> _DATASET ENTRIES_
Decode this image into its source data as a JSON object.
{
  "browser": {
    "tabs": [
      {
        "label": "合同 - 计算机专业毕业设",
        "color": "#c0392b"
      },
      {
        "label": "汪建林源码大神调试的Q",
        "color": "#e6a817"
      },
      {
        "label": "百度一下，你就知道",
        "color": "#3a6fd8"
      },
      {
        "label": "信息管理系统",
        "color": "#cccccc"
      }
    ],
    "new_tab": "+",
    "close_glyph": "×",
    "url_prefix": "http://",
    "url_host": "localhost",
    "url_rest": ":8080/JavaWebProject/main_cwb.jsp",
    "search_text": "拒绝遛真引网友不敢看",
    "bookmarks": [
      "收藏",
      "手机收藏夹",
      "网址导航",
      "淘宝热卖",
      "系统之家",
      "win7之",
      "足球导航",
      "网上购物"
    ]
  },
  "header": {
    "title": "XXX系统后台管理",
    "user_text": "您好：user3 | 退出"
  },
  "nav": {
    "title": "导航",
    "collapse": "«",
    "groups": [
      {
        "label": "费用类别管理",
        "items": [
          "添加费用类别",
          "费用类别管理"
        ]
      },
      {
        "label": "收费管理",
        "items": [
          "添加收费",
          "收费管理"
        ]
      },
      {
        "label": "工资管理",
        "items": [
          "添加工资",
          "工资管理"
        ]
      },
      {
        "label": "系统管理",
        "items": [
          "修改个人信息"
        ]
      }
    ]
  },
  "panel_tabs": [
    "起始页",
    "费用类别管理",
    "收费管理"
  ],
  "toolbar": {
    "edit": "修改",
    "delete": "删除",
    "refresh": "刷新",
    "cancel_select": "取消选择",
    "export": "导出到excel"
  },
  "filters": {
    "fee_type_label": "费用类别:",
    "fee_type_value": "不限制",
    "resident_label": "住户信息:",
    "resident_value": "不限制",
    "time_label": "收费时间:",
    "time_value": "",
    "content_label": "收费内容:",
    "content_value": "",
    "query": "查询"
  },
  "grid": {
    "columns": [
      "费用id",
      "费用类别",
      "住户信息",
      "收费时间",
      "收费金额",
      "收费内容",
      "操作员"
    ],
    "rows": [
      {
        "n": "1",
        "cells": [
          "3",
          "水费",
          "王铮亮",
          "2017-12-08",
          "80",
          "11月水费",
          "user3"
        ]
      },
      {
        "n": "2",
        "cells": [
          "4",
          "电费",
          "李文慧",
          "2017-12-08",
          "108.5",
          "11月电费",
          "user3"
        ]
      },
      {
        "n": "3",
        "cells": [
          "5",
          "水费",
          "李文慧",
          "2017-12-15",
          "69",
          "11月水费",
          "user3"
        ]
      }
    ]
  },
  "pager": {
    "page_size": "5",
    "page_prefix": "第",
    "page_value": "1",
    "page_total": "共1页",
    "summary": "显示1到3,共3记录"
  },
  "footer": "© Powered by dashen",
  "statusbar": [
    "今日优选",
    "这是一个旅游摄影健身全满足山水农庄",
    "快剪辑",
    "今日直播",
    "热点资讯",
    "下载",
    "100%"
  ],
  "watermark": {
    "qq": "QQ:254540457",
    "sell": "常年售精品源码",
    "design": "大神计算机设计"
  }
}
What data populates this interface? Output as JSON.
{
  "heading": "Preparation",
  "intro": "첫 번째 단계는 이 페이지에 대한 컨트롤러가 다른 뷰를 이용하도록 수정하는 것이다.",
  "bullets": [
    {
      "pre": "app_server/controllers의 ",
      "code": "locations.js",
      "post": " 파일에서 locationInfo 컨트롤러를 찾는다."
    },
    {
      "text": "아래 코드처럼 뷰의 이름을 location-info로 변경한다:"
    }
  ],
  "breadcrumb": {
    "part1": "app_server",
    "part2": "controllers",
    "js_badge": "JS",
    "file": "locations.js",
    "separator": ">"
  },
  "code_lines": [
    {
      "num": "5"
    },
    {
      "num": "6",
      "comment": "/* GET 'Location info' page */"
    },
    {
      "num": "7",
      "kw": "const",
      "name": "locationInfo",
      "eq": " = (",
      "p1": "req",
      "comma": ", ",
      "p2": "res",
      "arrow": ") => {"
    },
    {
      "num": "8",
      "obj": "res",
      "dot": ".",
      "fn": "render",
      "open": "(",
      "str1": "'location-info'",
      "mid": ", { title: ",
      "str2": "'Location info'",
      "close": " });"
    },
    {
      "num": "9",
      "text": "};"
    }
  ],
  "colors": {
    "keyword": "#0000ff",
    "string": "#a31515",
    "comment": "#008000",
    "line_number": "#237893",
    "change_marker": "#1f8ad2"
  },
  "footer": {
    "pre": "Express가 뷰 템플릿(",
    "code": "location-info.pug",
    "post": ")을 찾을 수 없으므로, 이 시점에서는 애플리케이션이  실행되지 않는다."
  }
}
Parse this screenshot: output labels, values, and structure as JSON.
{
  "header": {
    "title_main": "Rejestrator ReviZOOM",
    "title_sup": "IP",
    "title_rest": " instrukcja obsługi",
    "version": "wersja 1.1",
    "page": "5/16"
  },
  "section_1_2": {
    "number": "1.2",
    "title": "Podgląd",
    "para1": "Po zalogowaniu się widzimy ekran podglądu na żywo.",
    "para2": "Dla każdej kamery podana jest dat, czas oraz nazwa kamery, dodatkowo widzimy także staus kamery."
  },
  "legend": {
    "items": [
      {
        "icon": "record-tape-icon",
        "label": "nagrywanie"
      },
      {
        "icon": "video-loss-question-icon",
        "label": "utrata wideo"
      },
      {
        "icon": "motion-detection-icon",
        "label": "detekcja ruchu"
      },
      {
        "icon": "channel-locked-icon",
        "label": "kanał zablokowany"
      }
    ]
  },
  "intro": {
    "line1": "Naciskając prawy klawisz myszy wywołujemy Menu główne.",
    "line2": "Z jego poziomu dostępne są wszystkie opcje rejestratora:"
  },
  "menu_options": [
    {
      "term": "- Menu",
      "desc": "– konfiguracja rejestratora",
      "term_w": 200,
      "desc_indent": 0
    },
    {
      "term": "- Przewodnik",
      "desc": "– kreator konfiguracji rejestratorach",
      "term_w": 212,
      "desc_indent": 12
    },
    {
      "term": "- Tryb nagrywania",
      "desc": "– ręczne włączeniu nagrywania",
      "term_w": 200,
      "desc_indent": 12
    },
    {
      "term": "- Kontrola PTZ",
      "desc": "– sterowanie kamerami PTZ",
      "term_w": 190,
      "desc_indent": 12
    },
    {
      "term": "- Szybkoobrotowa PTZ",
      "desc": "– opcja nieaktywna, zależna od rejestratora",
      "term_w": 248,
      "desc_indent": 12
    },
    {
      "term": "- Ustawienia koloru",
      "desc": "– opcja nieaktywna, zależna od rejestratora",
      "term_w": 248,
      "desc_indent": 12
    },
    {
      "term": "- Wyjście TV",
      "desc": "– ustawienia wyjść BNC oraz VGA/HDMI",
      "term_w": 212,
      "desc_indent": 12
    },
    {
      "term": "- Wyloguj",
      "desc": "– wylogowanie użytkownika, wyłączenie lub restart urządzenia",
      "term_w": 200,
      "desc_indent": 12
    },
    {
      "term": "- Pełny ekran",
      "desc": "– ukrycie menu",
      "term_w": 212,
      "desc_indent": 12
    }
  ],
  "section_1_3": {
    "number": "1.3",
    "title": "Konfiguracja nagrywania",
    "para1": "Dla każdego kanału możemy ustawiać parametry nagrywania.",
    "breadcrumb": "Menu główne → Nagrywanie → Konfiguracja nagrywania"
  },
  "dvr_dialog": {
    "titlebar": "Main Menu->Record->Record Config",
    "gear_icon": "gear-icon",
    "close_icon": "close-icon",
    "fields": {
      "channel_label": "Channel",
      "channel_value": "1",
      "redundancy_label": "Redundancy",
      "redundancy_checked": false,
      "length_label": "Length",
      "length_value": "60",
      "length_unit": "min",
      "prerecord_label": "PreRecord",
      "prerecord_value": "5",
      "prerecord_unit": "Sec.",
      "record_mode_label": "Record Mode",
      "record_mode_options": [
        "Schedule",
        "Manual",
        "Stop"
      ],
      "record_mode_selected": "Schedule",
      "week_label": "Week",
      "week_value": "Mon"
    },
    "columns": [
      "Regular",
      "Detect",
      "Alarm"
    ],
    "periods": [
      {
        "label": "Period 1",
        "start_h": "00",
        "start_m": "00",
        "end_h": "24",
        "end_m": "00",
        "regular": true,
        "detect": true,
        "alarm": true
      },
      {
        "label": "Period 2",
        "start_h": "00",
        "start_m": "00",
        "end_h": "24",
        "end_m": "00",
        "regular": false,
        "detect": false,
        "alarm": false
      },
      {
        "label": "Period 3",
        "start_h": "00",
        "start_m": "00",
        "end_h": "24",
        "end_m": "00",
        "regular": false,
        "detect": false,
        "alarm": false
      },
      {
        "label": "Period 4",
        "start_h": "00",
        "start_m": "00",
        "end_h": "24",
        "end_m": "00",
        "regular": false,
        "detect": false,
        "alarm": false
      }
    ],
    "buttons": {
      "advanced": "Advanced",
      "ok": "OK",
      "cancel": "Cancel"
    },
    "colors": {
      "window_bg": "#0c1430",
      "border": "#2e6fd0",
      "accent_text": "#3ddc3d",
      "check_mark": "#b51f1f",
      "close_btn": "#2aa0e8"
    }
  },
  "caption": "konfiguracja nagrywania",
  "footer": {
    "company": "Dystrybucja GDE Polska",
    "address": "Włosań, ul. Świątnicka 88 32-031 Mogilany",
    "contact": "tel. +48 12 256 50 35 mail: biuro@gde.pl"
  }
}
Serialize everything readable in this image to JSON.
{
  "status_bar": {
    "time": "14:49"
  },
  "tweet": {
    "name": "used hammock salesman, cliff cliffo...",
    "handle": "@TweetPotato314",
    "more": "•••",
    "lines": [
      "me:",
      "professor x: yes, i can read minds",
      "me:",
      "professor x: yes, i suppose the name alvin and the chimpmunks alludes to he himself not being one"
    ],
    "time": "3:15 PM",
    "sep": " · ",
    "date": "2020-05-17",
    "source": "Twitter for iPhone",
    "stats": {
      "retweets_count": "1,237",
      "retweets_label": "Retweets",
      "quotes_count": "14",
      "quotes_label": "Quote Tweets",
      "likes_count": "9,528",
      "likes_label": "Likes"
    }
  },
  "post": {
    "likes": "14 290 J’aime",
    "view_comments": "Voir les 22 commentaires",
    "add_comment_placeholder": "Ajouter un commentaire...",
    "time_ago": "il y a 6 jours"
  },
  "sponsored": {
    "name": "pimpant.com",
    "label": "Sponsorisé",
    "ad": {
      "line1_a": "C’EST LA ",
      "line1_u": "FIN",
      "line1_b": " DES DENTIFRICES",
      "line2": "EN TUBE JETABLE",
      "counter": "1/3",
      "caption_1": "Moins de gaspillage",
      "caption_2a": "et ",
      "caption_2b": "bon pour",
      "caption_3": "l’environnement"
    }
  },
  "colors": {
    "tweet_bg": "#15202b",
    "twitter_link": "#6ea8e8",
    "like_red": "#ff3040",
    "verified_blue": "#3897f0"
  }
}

> _REQUIREMENTS_
Repeat, with no changes, each line from the one with "Serialize everything readable" to the end of the listing, including both ends and nothing else.

> _SOLUTION_
Serialize everything readable in this image to JSON.
{
  "status_bar": {
    "time": "14:49"
  },
  "tweet": {
    "name": "used hammock salesman, cliff cliffo...",
    "handle": "@TweetPotato314",
    "more": "•••",
    "lines": [
      "me:",
      "professor x: yes, i can read minds",
      "me:",
      "professor x: yes, i suppose the name alvin and the chimpmunks alludes to he himself not being one"
    ],
    "time": "3:15 PM",
    "sep": " · ",
    "date": "2020-05-17",
    "source": "Twitter for iPhone",
    "stats": {
      "retweets_count": "1,237",
      "retweets_label": "Retweets",
      "quotes_count": "14",
      "quotes_label": "Quote Tweets",
      "likes_count": "9,528",
      "likes_label": "Likes"
    }
  },
  "post": {
    "likes": "14 290 J’aime",
    "view_comments": "Voir les 22 commentaires",
    "add_comment_placeholder": "Ajouter un commentaire...",
    "time_ago": "il y a 6 jours"
  },
  "sponsored": {
    "name": "pimpant.com",
    "label": "Sponsorisé",
    "ad": {
      "line1_a": "C’EST LA ",
      "line1_u": "FIN",
      "line1_b": " DES DENTIFRICES",
      "line2": "EN TUBE JETABLE",
      "counter": "1/3",
      "caption_1": "Moins de gaspillage",
      "caption_2a": "et ",
      "caption_2b": "bon pour",
      "caption_3": "l’environnement"
    }
  },
  "colors": {
    "tweet_bg": "#15202b",
    "twitter_link": "#6ea8e8",
    "like_red": "#ff3040",
    "verified_blue": "#3897f0"
  }
}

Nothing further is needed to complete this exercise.